EXERCISE INSTRUCTIONS: Retype the material word for word.

►

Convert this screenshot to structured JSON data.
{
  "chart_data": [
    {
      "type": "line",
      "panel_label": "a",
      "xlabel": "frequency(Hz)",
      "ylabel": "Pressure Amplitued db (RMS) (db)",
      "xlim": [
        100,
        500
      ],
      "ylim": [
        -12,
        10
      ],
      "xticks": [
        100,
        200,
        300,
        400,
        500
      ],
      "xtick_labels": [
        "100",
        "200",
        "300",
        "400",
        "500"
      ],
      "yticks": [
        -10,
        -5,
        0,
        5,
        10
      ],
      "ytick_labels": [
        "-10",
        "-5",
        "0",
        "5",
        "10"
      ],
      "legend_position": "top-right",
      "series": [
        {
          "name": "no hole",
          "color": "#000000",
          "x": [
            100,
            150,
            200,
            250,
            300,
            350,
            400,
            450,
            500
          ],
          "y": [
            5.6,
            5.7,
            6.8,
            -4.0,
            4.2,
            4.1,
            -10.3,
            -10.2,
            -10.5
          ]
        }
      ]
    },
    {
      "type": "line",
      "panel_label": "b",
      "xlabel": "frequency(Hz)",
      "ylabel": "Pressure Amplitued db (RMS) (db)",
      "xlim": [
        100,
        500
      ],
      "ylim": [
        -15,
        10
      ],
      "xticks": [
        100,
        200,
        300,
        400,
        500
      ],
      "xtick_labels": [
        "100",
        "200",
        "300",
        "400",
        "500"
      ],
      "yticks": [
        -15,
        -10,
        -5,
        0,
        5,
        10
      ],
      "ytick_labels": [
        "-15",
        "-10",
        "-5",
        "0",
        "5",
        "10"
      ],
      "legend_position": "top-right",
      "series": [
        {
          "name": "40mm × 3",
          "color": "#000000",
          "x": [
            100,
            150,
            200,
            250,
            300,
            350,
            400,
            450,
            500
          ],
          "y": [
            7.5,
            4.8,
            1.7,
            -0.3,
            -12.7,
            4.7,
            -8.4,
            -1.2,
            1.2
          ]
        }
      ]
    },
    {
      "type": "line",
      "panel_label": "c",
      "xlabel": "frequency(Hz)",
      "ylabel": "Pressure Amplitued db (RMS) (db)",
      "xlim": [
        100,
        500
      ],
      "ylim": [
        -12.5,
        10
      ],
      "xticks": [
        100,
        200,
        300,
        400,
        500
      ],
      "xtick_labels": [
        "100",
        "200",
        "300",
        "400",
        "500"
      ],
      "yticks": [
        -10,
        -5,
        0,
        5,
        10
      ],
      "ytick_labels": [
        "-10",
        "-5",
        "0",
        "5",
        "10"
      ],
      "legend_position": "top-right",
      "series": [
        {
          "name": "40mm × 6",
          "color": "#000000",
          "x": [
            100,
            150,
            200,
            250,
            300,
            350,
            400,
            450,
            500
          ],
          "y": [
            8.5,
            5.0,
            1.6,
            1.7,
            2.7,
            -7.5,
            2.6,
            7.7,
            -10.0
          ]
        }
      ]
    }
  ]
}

◄

RESULT OF THIS TASK:
Convert this screenshot to structured JSON data.
{
  "chart_data": [
    {
      "type": "line",
      "panel_label": "a",
      "xlabel": "frequency(Hz)",
      "ylabel": "Pressure Amplitued db (RMS) (db)",
      "xlim": [
        100,
        500
      ],
      "ylim": [
        -12,
        10
      ],
      "xticks": [
        100,
        200,
        300,
        400,
        500
      ],
      "xtick_labels": [
        "100",
        "200",
        "300",
        "400",
        "500"
      ],
      "yticks": [
        -10,
        -5,
        0,
        5,
        10
      ],
      "ytick_labels": [
        "-10",
        "-5",
        "0",
        "5",
        "10"
      ],
      "legend_position": "top-right",
      "series": [
        {
          "name": "no hole",
          "color": "#000000",
          "x": [
            100,
            150,
            200,
            250,
            300,
            350,
            400,
            450,
            500
          ],
          "y": [
            5.6,
            5.7,
            6.8,
            -4.0,
            4.2,
            4.1,
            -10.3,
            -10.2,
            -10.5
          ]
        }
      ]
    },
    {
      "type": "line",
      "panel_label": "b",
      "xlabel": "frequency(Hz)",
      "ylabel": "Pressure Amplitued db (RMS) (db)",
      "xlim": [
        100,
        500
      ],
      "ylim": [
        -15,
        10
      ],
      "xticks": [
        100,
        200,
        300,
        400,
        500
      ],
      "xtick_labels": [
        "100",
        "200",
        "300",
        "400",
        "500"
      ],
      "yticks": [
        -15,
        -10,
        -5,
        0,
        5,
        10
      ],
      "ytick_labels": [
        "-15",
        "-10",
        "-5",
        "0",
        "5",
        "10"
      ],
      "legend_position": "top-right",
      "series": [
        {
          "name": "40mm × 3",
          "color": "#000000",
          "x": [
            100,
            150,
            200,
            250,
            300,
            350,
            400,
            450,
            500
          ],
          "y": [
            7.5,
            4.8,
            1.7,
            -0.3,
            -12.7,
            4.7,
            -8.4,
            -1.2,
            1.2
          ]
        }
      ]
    },
    {
      "type": "line",
      "panel_label": "c",
      "xlabel": "frequency(Hz)",
      "ylabel": "Pressure Amplitued db (RMS) (db)",
      "xlim": [
        100,
        500
      ],
      "ylim": [
        -12.5,
        10
      ],
      "xticks": [
        100,
        200,
        300,
        400,
        500
      ],
      "xtick_labels": [
        "100",
        "200",
        "300",
        "400",
        "500"
      ],
      "yticks": [
        -10,
        -5,
        0,
        5,
        10
      ],
      "ytick_labels": [
        "-10",
        "-5",
        "0",
        "5",
        "10"
      ],
      "legend_position": "top-right",
      "series": [
        {
          "name": "40mm × 6",
          "color": "#000000",
          "x": [
            100,
            150,
            200,
            250,
            300,
            350,
            400,
            450,
            500
          ],
          "y": [
            8.5,
            5.0,
            1.6,
            1.7,
            2.7,
            -7.5,
            2.6,
            7.7,
            -10.0
          ]
        }
      ]
    }
  ]
}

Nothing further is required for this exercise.